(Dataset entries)
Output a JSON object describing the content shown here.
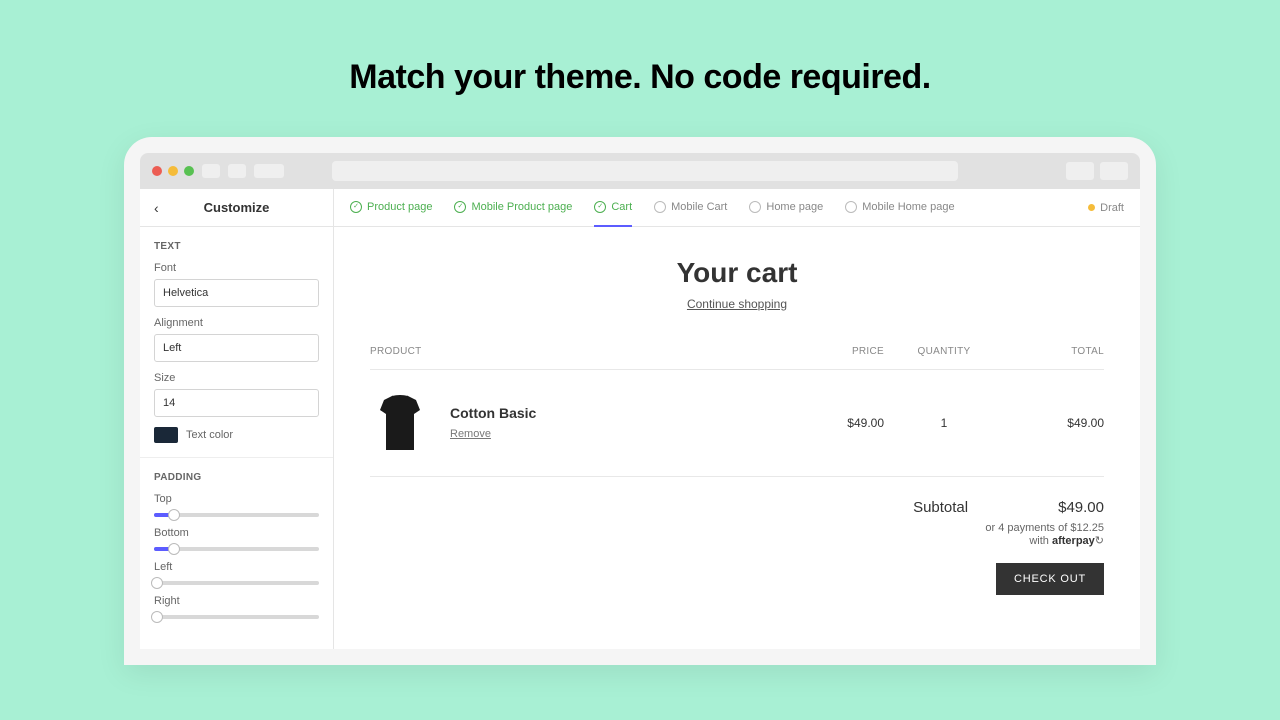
{
  "hero": "Match your theme. No code required.",
  "sidebar": {
    "title": "Customize",
    "text_section": {
      "heading": "TEXT",
      "font_label": "Font",
      "font_value": "Helvetica",
      "alignment_label": "Alignment",
      "alignment_value": "Left",
      "size_label": "Size",
      "size_value": "14",
      "color_label": "Text color",
      "color_value": "#1a2838"
    },
    "padding_section": {
      "heading": "PADDING",
      "top_label": "Top",
      "top_value": 12,
      "bottom_label": "Bottom",
      "bottom_value": 12,
      "left_label": "Left",
      "left_value": 2,
      "right_label": "Right",
      "right_value": 2
    }
  },
  "tabs": [
    {
      "label": "Product page",
      "state": "done"
    },
    {
      "label": "Mobile Product page",
      "state": "done"
    },
    {
      "label": "Cart",
      "state": "active"
    },
    {
      "label": "Mobile Cart",
      "state": ""
    },
    {
      "label": "Home page",
      "state": ""
    },
    {
      "label": "Mobile Home page",
      "state": ""
    }
  ],
  "draft_label": "Draft",
  "cart": {
    "title": "Your cart",
    "continue_label": "Continue shopping",
    "columns": {
      "product": "PRODUCT",
      "price": "PRICE",
      "quantity": "QUANTITY",
      "total": "TOTAL"
    },
    "items": [
      {
        "name": "Cotton Basic",
        "remove": "Remove",
        "price": "$49.00",
        "qty": "1",
        "total": "$49.00"
      }
    ],
    "subtotal_label": "Subtotal",
    "subtotal_value": "$49.00",
    "afterpay_prefix": "or 4 payments of $12.25",
    "afterpay_with": "with",
    "afterpay_brand": "afterpay",
    "checkout_label": "CHECK OUT"
  }
}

* _To be done_
Copy each line of the listing that includes "Mobile".

* _Reply_
      "label": "Mobile Product page",
      "label": "Mobile Cart",
      "label": "Mobile Home page",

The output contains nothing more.